[YOUR GOAL]: Pull each line holding "will" out of the entries below.

Data records:
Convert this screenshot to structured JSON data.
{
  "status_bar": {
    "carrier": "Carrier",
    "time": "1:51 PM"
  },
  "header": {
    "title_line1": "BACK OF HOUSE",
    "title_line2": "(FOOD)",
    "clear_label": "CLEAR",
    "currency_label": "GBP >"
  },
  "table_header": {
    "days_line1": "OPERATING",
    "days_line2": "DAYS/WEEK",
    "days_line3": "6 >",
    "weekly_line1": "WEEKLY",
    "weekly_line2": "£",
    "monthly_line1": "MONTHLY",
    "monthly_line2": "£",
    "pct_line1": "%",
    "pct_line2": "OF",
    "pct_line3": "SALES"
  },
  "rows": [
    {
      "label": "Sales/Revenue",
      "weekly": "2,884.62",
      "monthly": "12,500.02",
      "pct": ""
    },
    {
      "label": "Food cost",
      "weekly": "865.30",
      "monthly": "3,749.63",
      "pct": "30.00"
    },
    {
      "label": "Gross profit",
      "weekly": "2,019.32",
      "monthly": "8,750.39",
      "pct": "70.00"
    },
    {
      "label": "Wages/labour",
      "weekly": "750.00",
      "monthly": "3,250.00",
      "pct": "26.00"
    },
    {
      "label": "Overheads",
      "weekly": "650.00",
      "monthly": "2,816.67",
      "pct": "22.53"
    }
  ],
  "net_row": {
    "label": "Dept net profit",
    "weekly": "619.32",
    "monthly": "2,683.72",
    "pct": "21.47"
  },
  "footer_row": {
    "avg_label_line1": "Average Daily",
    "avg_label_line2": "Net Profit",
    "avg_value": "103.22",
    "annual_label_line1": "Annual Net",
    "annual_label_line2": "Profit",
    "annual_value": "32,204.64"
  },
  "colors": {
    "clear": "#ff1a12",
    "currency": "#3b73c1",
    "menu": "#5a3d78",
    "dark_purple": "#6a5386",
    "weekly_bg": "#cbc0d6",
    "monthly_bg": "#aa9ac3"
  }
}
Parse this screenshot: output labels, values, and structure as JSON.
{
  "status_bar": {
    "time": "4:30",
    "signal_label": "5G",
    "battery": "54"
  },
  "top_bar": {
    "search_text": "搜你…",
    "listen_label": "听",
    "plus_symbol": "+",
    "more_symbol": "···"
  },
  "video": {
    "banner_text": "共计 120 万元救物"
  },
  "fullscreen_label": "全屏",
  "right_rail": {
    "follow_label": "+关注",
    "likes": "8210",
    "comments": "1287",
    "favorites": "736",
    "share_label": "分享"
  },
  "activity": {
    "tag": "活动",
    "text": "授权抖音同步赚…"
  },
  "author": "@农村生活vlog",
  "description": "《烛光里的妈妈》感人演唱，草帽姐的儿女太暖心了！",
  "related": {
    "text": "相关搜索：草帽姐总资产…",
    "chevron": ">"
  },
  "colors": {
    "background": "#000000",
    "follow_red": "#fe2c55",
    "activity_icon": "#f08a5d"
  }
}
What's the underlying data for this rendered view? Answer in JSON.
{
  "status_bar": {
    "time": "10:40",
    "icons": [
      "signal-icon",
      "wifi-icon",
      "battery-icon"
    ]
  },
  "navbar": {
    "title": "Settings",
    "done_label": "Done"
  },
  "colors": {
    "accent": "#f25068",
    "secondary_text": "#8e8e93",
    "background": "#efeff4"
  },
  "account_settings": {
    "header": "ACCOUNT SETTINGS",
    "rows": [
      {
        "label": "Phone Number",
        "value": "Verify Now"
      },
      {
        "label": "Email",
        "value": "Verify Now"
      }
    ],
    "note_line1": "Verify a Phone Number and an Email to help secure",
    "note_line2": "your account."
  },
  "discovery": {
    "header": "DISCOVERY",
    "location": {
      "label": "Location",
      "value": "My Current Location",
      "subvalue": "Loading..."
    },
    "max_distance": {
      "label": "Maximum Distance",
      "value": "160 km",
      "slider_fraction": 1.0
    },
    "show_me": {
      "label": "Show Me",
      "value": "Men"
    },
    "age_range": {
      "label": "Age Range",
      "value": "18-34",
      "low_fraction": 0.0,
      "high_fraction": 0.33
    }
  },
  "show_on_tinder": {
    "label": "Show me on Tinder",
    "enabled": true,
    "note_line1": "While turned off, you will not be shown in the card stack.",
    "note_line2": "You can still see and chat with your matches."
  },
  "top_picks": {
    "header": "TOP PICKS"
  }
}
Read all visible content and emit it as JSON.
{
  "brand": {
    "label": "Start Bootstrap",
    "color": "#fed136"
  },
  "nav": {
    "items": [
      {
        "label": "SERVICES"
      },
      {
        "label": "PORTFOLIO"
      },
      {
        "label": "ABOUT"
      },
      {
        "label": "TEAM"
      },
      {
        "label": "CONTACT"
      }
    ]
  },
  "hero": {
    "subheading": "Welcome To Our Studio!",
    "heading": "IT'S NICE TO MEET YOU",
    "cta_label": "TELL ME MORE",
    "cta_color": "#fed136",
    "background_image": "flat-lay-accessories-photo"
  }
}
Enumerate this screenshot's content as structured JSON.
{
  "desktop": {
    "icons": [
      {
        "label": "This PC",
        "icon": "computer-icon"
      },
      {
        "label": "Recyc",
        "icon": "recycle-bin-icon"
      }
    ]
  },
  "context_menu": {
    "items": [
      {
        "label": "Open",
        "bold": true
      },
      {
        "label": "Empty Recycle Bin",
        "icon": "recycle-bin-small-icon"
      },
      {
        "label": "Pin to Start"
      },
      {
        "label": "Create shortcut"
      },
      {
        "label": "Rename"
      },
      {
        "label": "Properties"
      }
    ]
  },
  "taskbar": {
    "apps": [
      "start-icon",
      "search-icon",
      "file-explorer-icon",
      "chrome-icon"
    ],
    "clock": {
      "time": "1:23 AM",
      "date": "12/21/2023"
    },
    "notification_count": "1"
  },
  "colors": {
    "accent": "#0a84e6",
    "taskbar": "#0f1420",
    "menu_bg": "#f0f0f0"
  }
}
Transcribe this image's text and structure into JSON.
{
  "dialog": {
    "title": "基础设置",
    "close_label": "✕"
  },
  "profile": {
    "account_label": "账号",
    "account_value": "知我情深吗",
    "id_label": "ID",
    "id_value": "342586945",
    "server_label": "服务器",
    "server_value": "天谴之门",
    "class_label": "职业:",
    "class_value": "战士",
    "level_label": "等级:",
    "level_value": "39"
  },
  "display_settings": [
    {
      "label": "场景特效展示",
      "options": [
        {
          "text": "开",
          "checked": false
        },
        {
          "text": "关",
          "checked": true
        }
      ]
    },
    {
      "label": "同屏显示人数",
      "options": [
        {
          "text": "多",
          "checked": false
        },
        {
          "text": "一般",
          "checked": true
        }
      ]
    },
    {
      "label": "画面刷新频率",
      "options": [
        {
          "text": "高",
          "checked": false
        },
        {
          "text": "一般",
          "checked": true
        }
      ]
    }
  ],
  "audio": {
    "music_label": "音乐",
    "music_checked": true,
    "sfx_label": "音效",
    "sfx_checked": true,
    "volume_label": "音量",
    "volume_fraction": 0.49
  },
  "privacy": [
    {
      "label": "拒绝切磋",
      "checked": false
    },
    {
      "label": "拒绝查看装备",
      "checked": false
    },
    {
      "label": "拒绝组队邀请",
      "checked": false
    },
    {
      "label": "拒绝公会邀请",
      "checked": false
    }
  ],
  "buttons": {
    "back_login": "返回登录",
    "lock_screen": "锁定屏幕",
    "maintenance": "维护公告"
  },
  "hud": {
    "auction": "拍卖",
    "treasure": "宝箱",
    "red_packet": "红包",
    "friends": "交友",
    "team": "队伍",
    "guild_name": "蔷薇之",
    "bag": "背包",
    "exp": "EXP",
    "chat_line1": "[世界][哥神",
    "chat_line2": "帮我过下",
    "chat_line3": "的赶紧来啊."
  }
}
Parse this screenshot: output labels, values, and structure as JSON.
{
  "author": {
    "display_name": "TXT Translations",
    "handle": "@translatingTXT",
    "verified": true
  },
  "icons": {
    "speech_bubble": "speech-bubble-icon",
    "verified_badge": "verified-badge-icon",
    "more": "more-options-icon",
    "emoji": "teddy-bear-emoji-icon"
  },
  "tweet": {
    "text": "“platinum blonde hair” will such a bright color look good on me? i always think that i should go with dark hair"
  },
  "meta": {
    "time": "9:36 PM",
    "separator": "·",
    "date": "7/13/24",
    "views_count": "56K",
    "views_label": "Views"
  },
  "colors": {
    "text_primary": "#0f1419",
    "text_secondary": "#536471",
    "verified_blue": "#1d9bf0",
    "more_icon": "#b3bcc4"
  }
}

[WRITTEN RESPONSE]:
    "note_line1": "While turned off, you will not be shown in the card stack.",
    "text": "“platinum blonde hair” will such a bright color look good on me? i always think that i should go with dark hair"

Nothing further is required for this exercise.